## Start Records for this task

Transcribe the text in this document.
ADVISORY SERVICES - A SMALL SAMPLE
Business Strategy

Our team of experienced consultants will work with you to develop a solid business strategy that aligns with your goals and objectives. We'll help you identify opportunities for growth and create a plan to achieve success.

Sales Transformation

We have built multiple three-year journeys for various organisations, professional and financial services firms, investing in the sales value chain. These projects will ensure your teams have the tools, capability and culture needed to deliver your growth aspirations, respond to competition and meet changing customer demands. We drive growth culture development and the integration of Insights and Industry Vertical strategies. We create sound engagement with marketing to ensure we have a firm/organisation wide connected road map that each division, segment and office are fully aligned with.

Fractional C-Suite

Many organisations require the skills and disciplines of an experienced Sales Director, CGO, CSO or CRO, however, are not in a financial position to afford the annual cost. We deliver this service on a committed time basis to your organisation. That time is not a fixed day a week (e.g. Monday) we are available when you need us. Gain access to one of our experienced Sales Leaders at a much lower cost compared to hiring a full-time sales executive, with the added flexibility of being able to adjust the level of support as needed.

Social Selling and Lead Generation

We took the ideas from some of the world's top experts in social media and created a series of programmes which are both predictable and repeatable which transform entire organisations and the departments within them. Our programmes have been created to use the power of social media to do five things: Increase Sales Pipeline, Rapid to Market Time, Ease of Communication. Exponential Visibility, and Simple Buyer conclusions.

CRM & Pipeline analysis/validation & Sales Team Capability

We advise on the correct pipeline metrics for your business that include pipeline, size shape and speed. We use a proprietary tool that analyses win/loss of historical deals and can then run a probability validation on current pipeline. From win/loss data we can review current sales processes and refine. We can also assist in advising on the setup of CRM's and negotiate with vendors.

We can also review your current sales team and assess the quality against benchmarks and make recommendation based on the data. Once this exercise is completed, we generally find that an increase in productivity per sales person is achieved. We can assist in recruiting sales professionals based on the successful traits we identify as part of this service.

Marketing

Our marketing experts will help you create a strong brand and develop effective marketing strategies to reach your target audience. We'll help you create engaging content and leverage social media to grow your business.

## End Records for this task

= Request =
Copy each record from above without leaving any out.

= Response below =
Transcribe the text in this document.
ADVISORY SERVICES - A SMALL SAMPLE
Business Strategy

Our team of experienced consultants will work with you to develop a solid business strategy that aligns with your goals and objectives. We'll help you identify opportunities for growth and create a plan to achieve success.

Sales Transformation

We have built multiple three-year journeys for various organisations, professional and financial services firms, investing in the sales value chain. These projects will ensure your teams have the tools, capability and culture needed to deliver your growth aspirations, respond to competition and meet changing customer demands. We drive growth culture development and the integration of Insights and Industry Vertical strategies. We create sound engagement with marketing to ensure we have a firm/organisation wide connected road map that each division, segment and office are fully aligned with.

Fractional C-Suite

Many organisations require the skills and disciplines of an experienced Sales Director, CGO, CSO or CRO, however, are not in a financial position to afford the annual cost. We deliver this service on a committed time basis to your organisation. That time is not a fixed day a week (e.g. Monday) we are available when you need us. Gain access to one of our experienced Sales Leaders at a much lower cost compared to hiring a full-time sales executive, with the added flexibility of being able to adjust the level of support as needed.

Social Selling and Lead Generation

We took the ideas from some of the world's top experts in social media and created a series of programmes which are both predictable and repeatable which transform entire organisations and the departments within them. Our programmes have been created to use the power of social media to do five things: Increase Sales Pipeline, Rapid to Market Time, Ease of Communication. Exponential Visibility, and Simple Buyer conclusions.

CRM & Pipeline analysis/validation & Sales Team Capability

We advise on the correct pipeline metrics for your business that include pipeline, size shape and speed. We use a proprietary tool that analyses win/loss of historical deals and can then run a probability validation on current pipeline. From win/loss data we can review current sales processes and refine. We can also assist in advising on the setup of CRM's and negotiate with vendors.

We can also review your current sales team and assess the quality against benchmarks and make recommendation based on the data. Once this exercise is completed, we generally find that an increase in productivity per sales person is achieved. We can assist in recruiting sales professionals based on the successful traits we identify as part of this service.

Marketing

Our marketing experts will help you create a strong brand and develop effective marketing strategies to reach your target audience. We'll help you create engaging content and leverage social media to grow your business.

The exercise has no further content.